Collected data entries
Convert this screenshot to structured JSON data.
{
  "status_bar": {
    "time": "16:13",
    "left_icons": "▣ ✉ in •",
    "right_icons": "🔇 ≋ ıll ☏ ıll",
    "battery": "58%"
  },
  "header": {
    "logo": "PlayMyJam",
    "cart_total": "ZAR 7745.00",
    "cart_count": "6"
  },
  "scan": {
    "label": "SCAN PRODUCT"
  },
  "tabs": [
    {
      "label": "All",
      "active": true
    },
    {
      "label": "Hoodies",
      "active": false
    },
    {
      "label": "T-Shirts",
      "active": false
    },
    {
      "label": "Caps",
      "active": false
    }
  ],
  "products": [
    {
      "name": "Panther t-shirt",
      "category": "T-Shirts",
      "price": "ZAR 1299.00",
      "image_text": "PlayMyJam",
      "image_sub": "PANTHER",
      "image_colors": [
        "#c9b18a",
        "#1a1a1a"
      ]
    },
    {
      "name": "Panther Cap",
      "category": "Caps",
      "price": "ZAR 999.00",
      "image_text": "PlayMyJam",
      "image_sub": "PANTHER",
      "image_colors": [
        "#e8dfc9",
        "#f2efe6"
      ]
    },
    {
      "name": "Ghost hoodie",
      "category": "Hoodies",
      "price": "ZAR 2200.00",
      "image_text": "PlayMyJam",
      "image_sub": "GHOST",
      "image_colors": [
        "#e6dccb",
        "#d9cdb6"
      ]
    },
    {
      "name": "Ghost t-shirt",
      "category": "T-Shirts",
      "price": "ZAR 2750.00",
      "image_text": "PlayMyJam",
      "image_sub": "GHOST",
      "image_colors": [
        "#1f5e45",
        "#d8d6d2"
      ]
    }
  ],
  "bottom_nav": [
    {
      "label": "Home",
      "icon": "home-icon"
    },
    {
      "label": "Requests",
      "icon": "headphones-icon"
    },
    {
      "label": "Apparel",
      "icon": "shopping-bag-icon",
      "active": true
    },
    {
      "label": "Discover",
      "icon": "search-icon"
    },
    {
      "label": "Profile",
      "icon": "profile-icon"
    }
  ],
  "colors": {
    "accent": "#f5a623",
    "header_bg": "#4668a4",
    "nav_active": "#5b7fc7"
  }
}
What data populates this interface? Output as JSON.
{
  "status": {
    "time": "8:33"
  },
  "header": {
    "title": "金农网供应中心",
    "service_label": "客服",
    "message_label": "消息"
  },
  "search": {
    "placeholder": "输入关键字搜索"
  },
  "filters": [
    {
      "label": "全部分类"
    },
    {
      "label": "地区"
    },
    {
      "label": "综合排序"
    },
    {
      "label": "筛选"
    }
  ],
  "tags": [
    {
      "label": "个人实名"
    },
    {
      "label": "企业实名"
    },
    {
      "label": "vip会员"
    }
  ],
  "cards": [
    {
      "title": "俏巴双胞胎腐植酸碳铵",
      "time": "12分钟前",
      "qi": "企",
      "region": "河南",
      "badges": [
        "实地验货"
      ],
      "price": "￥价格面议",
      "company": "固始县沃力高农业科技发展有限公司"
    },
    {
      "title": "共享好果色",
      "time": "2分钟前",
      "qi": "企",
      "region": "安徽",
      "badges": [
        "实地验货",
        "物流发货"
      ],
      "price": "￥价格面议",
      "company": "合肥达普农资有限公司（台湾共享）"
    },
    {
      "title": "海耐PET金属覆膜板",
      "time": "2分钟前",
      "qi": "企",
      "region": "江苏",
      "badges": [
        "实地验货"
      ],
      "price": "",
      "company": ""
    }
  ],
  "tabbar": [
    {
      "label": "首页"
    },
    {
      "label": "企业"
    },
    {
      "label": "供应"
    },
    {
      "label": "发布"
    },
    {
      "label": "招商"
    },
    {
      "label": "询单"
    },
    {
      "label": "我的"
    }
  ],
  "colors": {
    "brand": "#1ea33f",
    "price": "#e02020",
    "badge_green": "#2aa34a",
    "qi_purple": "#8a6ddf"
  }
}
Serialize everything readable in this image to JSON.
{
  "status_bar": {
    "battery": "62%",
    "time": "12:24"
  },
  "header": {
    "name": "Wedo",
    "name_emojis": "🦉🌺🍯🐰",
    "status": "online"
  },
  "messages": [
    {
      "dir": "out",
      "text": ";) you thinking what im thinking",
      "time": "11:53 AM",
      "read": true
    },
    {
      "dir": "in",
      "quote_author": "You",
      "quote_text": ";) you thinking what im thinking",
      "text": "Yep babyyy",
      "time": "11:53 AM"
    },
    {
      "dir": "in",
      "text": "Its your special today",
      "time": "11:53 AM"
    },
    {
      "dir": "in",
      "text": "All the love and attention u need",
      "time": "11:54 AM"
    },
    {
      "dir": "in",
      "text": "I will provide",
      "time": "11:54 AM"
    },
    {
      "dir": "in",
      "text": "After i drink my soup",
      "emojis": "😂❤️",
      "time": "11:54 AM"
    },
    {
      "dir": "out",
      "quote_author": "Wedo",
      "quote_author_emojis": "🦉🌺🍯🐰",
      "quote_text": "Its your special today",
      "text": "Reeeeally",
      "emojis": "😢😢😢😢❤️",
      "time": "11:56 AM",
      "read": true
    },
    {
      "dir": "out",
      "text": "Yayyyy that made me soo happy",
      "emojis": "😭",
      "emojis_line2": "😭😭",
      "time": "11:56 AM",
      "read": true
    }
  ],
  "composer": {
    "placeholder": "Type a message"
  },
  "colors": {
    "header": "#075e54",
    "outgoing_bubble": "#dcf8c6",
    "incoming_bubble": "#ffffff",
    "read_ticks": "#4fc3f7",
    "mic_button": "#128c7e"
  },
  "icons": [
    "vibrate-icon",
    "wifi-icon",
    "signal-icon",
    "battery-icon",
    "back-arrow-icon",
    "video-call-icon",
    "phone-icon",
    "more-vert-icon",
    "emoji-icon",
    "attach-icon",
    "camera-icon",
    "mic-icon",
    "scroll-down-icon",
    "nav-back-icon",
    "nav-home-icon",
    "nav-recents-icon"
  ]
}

What is asked: Once more, set down the full listing, verbatim.

Solution to this problem:
Convert this screenshot to structured JSON data.
{
  "status_bar": {
    "time": "16:13",
    "left_icons": "▣ ✉ in •",
    "right_icons": "🔇 ≋ ıll ☏ ıll",
    "battery": "58%"
  },
  "header": {
    "logo": "PlayMyJam",
    "cart_total": "ZAR 7745.00",
    "cart_count": "6"
  },
  "scan": {
    "label": "SCAN PRODUCT"
  },
  "tabs": [
    {
      "label": "All",
      "active": true
    },
    {
      "label": "Hoodies",
      "active": false
    },
    {
      "label": "T-Shirts",
      "active": false
    },
    {
      "label": "Caps",
      "active": false
    }
  ],
  "products": [
    {
      "name": "Panther t-shirt",
      "category": "T-Shirts",
      "price": "ZAR 1299.00",
      "image_text": "PlayMyJam",
      "image_sub": "PANTHER",
      "image_colors": [
        "#c9b18a",
        "#1a1a1a"
      ]
    },
    {
      "name": "Panther Cap",
      "category": "Caps",
      "price": "ZAR 999.00",
      "image_text": "PlayMyJam",
      "image_sub": "PANTHER",
      "image_colors": [
        "#e8dfc9",
        "#f2efe6"
      ]
    },
    {
      "name": "Ghost hoodie",
      "category": "Hoodies",
      "price": "ZAR 2200.00",
      "image_text": "PlayMyJam",
      "image_sub": "GHOST",
      "image_colors": [
        "#e6dccb",
        "#d9cdb6"
      ]
    },
    {
      "name": "Ghost t-shirt",
      "category": "T-Shirts",
      "price": "ZAR 2750.00",
      "image_text": "PlayMyJam",
      "image_sub": "GHOST",
      "image_colors": [
        "#1f5e45",
        "#d8d6d2"
      ]
    }
  ],
  "bottom_nav": [
    {
      "label": "Home",
      "icon": "home-icon"
    },
    {
      "label": "Requests",
      "icon": "headphones-icon"
    },
    {
      "label": "Apparel",
      "icon": "shopping-bag-icon",
      "active": true
    },
    {
      "label": "Discover",
      "icon": "search-icon"
    },
    {
      "label": "Profile",
      "icon": "profile-icon"
    }
  ],
  "colors": {
    "accent": "#f5a623",
    "header_bg": "#4668a4",
    "nav_active": "#5b7fc7"
  }
}
What data populates this interface? Output as JSON.
{
  "status": {
    "time": "8:33"
  },
  "header": {
    "title": "金农网供应中心",
    "service_label": "客服",
    "message_label": "消息"
  },
  "search": {
    "placeholder": "输入关键字搜索"
  },
  "filters": [
    {
      "label": "全部分类"
    },
    {
      "label": "地区"
    },
    {
      "label": "综合排序"
    },
    {
      "label": "筛选"
    }
  ],
  "tags": [
    {
      "label": "个人实名"
    },
    {
      "label": "企业实名"
    },
    {
      "label": "vip会员"
    }
  ],
  "cards": [
    {
      "title": "俏巴双胞胎腐植酸碳铵",
      "time": "12分钟前",
      "qi": "企",
      "region": "河南",
      "badges": [
        "实地验货"
      ],
      "price": "￥价格面议",
      "company": "固始县沃力高农业科技发展有限公司"
    },
    {
      "title": "共享好果色",
      "time": "2分钟前",
      "qi": "企",
      "region": "安徽",
      "badges": [
        "实地验货",
        "物流发货"
      ],
      "price": "￥价格面议",
      "company": "合肥达普农资有限公司（台湾共享）"
    },
    {
      "title": "海耐PET金属覆膜板",
      "time": "2分钟前",
      "qi": "企",
      "region": "江苏",
      "badges": [
        "实地验货"
      ],
      "price": "",
      "company": ""
    }
  ],
  "tabbar": [
    {
      "label": "首页"
    },
    {
      "label": "企业"
    },
    {
      "label": "供应"
    },
    {
      "label": "发布"
    },
    {
      "label": "招商"
    },
    {
      "label": "询单"
    },
    {
      "label": "我的"
    }
  ],
  "colors": {
    "brand": "#1ea33f",
    "price": "#e02020",
    "badge_green": "#2aa34a",
    "qi_purple": "#8a6ddf"
  }
}
Serialize everything readable in this image to JSON.
{
  "status_bar": {
    "battery": "62%",
    "time": "12:24"
  },
  "header": {
    "name": "Wedo",
    "name_emojis": "🦉🌺🍯🐰",
    "status": "online"
  },
  "messages": [
    {
      "dir": "out",
      "text": ";) you thinking what im thinking",
      "time": "11:53 AM",
      "read": true
    },
    {
      "dir": "in",
      "quote_author": "You",
      "quote_text": ";) you thinking what im thinking",
      "text": "Yep babyyy",
      "time": "11:53 AM"
    },
    {
      "dir": "in",
      "text": "Its your special today",
      "time": "11:53 AM"
    },
    {
      "dir": "in",
      "text": "All the love and attention u need",
      "time": "11:54 AM"
    },
    {
      "dir": "in",
      "text": "I will provide",
      "time": "11:54 AM"
    },
    {
      "dir": "in",
      "text": "After i drink my soup",
      "emojis": "😂❤️",
      "time": "11:54 AM"
    },
    {
      "dir": "out",
      "quote_author": "Wedo",
      "quote_author_emojis": "🦉🌺🍯🐰",
      "quote_text": "Its your special today",
      "text": "Reeeeally",
      "emojis": "😢😢😢😢❤️",
      "time": "11:56 AM",
      "read": true
    },
    {
      "dir": "out",
      "text": "Yayyyy that made me soo happy",
      "emojis": "😭",
      "emojis_line2": "😭😭",
      "time": "11:56 AM",
      "read": true
    }
  ],
  "composer": {
    "placeholder": "Type a message"
  },
  "colors": {
    "header": "#075e54",
    "outgoing_bubble": "#dcf8c6",
    "incoming_bubble": "#ffffff",
    "read_ticks": "#4fc3f7",
    "mic_button": "#128c7e"
  },
  "icons": [
    "vibrate-icon",
    "wifi-icon",
    "signal-icon",
    "battery-icon",
    "back-arrow-icon",
    "video-call-icon",
    "phone-icon",
    "more-vert-icon",
    "emoji-icon",
    "attach-icon",
    "camera-icon",
    "mic-icon",
    "scroll-down-icon",
    "nav-back-icon",
    "nav-home-icon",
    "nav-recents-icon"
  ]
}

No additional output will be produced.